╭─ Stored data
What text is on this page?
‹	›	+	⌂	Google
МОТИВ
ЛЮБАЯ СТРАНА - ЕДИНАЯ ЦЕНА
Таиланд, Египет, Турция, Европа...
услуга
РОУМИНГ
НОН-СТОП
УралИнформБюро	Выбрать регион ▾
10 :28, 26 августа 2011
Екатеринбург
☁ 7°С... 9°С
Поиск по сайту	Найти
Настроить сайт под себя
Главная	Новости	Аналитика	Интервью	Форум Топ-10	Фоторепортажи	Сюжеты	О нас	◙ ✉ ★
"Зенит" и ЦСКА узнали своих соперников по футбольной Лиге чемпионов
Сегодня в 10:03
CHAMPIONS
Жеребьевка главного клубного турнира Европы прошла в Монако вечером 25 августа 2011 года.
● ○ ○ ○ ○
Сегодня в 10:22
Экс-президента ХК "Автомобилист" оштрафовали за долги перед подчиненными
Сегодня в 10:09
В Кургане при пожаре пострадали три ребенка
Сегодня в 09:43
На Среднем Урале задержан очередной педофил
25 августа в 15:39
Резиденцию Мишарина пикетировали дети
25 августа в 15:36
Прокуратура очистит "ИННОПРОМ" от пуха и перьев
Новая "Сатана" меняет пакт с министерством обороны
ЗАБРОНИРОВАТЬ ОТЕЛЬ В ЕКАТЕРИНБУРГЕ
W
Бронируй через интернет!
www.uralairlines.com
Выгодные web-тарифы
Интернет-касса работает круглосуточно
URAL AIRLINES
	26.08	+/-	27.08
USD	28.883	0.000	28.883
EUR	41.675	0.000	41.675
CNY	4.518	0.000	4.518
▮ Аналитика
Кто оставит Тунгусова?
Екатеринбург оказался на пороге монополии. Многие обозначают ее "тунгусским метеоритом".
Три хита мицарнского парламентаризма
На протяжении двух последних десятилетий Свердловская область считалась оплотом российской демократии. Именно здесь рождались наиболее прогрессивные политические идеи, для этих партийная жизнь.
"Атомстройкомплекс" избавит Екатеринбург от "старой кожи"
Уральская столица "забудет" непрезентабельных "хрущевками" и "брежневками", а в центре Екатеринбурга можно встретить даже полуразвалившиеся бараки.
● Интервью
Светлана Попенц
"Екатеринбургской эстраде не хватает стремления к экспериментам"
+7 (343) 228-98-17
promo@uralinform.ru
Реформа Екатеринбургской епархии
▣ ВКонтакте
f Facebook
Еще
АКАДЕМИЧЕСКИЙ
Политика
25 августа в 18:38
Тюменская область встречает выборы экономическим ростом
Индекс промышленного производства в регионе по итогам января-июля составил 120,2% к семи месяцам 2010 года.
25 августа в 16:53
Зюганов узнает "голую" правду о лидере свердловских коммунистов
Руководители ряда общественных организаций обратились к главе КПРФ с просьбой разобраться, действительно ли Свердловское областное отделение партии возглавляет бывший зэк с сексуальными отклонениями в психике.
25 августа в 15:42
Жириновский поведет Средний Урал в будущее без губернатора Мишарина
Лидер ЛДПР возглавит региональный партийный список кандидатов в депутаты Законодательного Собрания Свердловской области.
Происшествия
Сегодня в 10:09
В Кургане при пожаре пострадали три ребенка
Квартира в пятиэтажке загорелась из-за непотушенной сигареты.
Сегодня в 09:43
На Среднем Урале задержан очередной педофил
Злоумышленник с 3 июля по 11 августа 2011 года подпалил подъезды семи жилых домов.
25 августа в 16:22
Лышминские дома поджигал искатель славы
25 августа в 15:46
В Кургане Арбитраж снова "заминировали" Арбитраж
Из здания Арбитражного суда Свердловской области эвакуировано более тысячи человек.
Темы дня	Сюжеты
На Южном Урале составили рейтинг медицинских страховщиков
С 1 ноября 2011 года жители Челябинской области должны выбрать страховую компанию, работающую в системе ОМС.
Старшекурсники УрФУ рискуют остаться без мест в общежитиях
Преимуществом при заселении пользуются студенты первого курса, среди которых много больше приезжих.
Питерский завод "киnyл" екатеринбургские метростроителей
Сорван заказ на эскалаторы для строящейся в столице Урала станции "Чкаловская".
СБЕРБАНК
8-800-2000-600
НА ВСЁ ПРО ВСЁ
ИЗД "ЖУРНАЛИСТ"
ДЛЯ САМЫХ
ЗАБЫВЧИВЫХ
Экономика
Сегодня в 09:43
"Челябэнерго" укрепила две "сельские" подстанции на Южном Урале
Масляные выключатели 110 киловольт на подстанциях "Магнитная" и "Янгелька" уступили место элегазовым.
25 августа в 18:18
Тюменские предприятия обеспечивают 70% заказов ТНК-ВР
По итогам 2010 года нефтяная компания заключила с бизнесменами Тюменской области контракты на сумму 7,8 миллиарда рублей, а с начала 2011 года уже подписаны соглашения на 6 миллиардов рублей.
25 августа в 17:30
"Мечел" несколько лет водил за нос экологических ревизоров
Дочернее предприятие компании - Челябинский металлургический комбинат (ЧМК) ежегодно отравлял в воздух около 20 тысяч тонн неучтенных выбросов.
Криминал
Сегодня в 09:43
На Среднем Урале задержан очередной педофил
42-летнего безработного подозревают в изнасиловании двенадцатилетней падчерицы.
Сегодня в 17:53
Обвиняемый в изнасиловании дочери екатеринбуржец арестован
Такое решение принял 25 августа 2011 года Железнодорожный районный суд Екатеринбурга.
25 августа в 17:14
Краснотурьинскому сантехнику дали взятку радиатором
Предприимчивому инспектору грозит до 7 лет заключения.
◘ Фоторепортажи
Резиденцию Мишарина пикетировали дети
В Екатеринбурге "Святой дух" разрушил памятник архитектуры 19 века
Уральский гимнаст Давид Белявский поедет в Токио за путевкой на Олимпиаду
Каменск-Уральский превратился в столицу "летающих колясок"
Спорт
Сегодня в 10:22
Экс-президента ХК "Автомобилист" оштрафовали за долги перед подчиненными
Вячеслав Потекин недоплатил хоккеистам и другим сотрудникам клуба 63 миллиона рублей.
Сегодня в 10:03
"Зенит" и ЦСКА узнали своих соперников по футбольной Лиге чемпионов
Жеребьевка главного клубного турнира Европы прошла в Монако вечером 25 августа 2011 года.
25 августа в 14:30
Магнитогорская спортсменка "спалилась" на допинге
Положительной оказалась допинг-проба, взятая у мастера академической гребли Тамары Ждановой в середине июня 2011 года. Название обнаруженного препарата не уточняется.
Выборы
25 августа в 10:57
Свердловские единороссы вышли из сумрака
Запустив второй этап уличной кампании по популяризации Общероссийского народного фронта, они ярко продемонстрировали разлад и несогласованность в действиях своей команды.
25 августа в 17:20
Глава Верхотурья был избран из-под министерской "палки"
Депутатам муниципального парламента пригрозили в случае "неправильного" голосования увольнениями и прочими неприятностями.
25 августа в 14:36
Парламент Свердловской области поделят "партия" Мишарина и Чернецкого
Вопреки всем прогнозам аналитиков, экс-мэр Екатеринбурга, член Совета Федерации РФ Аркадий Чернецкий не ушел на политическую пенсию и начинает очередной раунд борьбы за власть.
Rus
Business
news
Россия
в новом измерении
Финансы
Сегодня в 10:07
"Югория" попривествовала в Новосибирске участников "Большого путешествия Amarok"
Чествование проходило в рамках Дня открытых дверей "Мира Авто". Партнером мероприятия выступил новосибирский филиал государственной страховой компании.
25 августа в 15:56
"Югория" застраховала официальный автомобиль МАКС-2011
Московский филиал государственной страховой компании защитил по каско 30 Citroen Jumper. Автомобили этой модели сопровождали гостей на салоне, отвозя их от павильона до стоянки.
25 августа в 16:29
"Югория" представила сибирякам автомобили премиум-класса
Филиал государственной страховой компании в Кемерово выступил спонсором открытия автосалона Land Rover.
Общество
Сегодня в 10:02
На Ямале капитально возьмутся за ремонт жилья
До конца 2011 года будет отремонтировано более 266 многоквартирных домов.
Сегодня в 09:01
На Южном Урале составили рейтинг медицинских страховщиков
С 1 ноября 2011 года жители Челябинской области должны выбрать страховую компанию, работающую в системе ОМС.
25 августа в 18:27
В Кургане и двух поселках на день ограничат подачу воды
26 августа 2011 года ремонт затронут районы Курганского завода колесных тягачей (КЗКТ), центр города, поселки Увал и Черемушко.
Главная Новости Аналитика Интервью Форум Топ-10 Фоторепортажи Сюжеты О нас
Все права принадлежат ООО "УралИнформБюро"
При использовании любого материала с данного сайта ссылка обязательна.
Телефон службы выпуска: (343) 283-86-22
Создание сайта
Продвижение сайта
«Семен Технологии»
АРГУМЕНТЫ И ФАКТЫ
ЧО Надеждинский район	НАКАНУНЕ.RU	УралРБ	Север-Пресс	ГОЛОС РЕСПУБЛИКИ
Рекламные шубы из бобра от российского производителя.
╰─
**Objective**
Make a tally of the lines in this data that include the string "область", and answer with that tally alone.

**The output**
2